§ WRITTEN EXERCISE:
Give the number of lines in the data that hold the string "ylabel". Nothing else is needed.

## Start RECORDS PROVIDED

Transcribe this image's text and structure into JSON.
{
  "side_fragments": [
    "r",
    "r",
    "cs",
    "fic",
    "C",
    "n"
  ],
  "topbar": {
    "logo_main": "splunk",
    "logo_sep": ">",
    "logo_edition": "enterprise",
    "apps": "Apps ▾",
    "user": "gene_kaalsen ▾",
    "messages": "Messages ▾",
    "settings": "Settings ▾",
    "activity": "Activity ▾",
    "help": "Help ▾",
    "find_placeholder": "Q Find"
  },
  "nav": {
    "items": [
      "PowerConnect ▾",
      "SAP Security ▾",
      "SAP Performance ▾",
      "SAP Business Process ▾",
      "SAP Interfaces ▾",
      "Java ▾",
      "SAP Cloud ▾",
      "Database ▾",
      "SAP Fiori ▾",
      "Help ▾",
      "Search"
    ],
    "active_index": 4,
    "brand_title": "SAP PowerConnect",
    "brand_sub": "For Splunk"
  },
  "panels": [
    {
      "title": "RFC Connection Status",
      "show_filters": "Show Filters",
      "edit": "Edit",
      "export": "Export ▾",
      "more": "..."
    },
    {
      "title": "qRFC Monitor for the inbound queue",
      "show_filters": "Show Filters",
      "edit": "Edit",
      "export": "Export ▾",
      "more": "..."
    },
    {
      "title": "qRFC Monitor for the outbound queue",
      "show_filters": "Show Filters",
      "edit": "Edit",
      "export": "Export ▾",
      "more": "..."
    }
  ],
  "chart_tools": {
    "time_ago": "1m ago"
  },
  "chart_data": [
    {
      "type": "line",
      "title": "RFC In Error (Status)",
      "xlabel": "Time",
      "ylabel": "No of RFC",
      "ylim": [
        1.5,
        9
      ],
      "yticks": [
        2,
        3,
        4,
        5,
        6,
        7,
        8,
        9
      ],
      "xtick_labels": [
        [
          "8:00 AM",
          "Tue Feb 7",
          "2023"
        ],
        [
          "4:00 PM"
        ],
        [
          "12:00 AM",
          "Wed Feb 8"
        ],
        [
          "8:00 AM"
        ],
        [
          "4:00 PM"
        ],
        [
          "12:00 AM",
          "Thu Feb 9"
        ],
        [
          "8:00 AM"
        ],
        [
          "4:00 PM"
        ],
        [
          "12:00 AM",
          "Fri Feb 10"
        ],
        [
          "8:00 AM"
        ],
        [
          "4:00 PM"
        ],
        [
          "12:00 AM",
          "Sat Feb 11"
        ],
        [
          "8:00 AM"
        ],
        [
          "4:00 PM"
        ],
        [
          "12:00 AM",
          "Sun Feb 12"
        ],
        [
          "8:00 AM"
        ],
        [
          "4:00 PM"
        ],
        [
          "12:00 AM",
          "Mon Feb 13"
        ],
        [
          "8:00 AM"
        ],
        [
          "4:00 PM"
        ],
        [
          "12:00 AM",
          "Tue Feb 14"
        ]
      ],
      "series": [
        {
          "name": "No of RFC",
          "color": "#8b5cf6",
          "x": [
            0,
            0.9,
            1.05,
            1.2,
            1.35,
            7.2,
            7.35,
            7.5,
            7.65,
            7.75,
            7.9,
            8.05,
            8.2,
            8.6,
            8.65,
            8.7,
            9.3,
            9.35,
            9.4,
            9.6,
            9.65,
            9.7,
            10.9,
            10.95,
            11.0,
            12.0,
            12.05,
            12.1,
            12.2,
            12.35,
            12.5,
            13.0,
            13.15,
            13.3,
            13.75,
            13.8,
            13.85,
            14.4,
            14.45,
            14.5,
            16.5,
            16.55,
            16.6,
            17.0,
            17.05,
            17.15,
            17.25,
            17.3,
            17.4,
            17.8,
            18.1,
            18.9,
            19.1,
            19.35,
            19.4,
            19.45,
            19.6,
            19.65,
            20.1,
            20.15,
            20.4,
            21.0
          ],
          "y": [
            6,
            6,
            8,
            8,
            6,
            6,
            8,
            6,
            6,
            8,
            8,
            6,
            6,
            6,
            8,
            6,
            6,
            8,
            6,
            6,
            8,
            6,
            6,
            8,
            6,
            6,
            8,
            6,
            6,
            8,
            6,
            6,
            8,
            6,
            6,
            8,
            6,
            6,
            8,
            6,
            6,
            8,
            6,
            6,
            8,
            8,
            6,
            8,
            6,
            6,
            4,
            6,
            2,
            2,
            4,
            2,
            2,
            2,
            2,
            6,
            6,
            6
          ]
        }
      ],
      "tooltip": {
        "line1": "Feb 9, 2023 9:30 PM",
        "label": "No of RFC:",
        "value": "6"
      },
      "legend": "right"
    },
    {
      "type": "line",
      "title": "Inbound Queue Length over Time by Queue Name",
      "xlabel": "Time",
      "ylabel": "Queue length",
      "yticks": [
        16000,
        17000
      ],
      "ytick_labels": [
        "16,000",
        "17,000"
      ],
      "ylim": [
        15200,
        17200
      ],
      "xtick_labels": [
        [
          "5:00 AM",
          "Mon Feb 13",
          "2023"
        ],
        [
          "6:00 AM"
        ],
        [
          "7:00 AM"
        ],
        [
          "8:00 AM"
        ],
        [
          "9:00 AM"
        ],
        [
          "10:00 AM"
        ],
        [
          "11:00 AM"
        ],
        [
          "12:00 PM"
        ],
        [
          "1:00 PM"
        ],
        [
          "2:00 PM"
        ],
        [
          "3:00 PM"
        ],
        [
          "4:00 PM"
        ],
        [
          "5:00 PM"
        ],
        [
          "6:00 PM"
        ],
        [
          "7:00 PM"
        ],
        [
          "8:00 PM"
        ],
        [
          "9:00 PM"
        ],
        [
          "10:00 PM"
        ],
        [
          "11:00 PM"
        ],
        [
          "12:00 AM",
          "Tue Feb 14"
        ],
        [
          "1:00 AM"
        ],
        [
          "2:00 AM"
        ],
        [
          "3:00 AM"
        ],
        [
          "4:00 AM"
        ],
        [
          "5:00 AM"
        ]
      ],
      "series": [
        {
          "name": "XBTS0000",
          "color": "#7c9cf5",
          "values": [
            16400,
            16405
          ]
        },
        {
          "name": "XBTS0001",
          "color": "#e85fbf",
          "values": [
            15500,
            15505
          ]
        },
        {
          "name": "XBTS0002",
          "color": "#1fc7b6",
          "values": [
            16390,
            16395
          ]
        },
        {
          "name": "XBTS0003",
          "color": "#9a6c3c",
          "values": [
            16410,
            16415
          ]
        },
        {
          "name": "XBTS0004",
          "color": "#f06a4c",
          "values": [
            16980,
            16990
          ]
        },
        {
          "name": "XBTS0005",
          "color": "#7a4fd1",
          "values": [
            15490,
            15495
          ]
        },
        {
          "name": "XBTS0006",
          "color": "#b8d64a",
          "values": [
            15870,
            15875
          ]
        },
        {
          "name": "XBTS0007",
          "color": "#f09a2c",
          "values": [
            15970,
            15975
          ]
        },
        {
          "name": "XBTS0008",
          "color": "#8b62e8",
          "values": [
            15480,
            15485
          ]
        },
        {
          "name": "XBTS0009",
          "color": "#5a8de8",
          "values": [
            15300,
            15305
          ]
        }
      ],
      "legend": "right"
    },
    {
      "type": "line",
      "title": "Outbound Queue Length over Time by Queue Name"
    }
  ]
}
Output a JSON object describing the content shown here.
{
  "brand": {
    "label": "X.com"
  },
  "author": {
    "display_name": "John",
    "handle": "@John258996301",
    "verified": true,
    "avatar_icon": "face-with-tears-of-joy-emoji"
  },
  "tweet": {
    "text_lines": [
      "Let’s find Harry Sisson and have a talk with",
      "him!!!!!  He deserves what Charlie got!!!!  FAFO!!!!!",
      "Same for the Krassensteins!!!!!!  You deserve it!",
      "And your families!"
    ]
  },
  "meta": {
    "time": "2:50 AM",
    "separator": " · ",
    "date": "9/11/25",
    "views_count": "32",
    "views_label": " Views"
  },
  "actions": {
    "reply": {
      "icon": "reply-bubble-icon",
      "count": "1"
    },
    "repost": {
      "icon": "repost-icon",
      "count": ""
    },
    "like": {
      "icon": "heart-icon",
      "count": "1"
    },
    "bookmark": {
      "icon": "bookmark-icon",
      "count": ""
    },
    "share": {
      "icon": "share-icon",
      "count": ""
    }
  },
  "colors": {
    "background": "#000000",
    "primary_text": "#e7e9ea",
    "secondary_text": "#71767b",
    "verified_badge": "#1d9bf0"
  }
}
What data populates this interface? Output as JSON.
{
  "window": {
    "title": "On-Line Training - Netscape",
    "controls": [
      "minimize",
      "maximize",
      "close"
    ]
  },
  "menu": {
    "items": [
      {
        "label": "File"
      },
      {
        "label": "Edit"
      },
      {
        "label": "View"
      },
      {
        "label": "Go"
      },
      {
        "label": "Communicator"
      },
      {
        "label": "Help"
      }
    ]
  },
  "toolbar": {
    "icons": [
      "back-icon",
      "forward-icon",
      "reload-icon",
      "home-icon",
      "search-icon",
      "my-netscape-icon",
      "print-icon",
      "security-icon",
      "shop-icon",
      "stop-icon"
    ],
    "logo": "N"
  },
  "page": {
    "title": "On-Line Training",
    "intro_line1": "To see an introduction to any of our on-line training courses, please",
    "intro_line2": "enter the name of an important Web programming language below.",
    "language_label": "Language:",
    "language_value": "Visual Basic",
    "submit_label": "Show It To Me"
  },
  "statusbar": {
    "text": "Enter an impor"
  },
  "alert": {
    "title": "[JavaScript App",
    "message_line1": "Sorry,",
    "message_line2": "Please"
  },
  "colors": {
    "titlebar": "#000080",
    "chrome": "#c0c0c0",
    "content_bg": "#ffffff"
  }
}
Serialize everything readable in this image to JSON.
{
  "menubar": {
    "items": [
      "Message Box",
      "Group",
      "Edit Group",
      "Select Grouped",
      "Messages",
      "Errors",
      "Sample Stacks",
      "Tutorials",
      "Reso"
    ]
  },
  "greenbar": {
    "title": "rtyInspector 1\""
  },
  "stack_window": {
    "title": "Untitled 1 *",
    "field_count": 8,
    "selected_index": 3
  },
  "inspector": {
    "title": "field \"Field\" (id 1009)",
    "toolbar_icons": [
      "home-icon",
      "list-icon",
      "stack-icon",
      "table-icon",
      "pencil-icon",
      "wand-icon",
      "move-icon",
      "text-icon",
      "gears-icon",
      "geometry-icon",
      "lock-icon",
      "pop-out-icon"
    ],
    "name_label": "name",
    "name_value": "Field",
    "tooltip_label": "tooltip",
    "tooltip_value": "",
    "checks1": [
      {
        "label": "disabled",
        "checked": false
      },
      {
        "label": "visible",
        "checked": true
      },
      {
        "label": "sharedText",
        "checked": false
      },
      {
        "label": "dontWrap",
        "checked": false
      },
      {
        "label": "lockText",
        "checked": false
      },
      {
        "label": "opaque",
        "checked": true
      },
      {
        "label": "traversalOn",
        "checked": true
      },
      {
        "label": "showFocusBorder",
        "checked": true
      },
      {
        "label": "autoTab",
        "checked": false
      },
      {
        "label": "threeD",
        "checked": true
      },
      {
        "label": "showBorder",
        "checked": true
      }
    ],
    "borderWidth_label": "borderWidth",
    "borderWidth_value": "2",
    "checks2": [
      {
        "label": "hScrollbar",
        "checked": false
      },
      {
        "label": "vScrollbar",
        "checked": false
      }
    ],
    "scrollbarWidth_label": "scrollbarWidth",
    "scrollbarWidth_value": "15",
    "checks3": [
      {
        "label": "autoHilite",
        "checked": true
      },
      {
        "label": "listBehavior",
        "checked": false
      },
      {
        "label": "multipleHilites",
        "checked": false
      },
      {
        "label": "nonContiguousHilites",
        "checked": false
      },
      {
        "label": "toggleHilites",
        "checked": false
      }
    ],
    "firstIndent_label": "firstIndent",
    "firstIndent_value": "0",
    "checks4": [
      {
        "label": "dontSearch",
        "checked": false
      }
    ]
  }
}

## End RECORDS PROVIDED

§ WRITTEN REPLY:
2